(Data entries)
---------------

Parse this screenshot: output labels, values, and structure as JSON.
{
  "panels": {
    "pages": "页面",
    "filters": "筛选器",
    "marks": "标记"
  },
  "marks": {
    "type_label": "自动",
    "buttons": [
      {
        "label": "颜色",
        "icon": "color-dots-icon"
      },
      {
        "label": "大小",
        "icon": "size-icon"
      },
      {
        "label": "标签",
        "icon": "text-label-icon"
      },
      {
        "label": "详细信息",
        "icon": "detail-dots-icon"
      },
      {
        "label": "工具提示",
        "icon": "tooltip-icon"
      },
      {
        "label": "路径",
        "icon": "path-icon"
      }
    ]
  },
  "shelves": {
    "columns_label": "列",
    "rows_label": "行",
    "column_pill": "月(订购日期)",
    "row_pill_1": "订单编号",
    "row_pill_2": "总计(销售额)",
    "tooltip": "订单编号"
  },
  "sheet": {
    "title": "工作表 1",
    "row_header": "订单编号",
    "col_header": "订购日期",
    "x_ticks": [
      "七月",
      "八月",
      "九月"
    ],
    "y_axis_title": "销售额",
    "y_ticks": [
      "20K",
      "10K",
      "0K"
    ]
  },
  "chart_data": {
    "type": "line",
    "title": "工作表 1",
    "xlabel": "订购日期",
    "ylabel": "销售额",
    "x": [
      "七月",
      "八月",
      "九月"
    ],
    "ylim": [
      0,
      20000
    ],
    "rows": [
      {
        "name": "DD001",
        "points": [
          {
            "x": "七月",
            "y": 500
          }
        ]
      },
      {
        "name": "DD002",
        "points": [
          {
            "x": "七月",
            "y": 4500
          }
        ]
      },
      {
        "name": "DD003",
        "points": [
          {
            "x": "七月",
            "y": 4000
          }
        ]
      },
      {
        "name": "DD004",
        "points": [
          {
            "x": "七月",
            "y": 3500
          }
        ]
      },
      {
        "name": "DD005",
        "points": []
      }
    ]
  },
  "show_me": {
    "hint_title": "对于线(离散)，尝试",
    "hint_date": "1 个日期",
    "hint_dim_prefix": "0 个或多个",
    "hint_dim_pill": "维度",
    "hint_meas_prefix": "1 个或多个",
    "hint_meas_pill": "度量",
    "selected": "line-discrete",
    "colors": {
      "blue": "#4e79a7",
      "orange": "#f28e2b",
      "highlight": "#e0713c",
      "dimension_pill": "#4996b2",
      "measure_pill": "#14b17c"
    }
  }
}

---------------

REQUIRED WORK →
Lines from the records above that hold "dots" are the ones to list.

OUTPUT →
        "icon": "color-dots-icon"
        "icon": "detail-dots-icon"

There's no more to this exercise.